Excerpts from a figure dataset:
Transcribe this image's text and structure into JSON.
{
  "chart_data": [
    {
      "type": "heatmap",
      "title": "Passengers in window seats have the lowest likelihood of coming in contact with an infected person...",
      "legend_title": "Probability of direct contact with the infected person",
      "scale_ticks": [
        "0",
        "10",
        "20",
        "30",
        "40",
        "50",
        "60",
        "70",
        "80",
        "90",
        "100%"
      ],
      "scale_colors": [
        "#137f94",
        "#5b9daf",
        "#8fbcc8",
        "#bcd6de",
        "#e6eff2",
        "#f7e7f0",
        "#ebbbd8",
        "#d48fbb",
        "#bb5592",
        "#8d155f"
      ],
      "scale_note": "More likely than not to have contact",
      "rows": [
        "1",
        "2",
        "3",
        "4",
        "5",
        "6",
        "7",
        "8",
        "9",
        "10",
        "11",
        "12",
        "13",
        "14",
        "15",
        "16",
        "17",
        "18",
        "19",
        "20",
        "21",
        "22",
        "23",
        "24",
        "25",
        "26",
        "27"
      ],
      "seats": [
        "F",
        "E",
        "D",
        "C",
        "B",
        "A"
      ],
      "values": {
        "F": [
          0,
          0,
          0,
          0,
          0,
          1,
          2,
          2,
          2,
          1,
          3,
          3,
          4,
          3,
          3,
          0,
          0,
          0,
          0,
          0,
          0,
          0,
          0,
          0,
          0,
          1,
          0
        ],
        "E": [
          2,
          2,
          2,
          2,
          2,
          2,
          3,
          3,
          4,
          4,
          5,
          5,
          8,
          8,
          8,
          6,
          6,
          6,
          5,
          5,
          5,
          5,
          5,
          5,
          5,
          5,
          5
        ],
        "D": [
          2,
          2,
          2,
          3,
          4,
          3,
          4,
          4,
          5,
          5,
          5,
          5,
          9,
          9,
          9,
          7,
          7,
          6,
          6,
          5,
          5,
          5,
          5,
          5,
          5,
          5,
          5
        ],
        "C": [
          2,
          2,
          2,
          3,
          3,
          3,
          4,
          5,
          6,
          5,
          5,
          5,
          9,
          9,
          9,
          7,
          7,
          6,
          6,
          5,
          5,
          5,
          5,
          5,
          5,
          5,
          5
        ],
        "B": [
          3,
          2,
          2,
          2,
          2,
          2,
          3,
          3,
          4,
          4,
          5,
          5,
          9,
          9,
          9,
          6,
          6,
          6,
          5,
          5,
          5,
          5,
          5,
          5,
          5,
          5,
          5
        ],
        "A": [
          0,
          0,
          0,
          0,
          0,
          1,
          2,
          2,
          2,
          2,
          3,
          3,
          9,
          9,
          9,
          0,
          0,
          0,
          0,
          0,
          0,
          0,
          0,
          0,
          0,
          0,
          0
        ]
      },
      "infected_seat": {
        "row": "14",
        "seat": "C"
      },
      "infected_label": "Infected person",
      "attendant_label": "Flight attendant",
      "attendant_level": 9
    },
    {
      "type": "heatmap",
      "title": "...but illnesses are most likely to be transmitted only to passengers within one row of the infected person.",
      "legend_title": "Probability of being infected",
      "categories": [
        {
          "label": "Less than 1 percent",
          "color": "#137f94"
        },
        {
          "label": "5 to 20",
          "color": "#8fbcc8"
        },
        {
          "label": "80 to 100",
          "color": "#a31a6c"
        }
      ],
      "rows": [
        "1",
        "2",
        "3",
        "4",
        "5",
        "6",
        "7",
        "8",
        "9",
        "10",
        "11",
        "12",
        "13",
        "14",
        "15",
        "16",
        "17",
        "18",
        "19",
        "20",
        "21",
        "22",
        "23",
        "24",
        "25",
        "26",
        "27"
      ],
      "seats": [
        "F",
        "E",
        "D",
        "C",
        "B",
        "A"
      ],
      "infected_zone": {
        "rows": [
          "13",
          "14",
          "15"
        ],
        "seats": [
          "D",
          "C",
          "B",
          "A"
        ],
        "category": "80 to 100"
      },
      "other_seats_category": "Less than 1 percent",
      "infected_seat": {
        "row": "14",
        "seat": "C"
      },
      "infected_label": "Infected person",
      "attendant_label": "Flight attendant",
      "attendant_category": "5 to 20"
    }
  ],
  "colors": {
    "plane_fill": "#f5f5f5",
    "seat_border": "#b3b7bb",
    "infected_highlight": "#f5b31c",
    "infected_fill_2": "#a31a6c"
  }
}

• [What the exercise asks]:
Lines holding the word "Less" in the entries above are the ones to pull out. Copy them all.

• [Result of the exercise]:
          "label": "Less than 1 percent",
      "other_seats_category": "Less than 1 percent",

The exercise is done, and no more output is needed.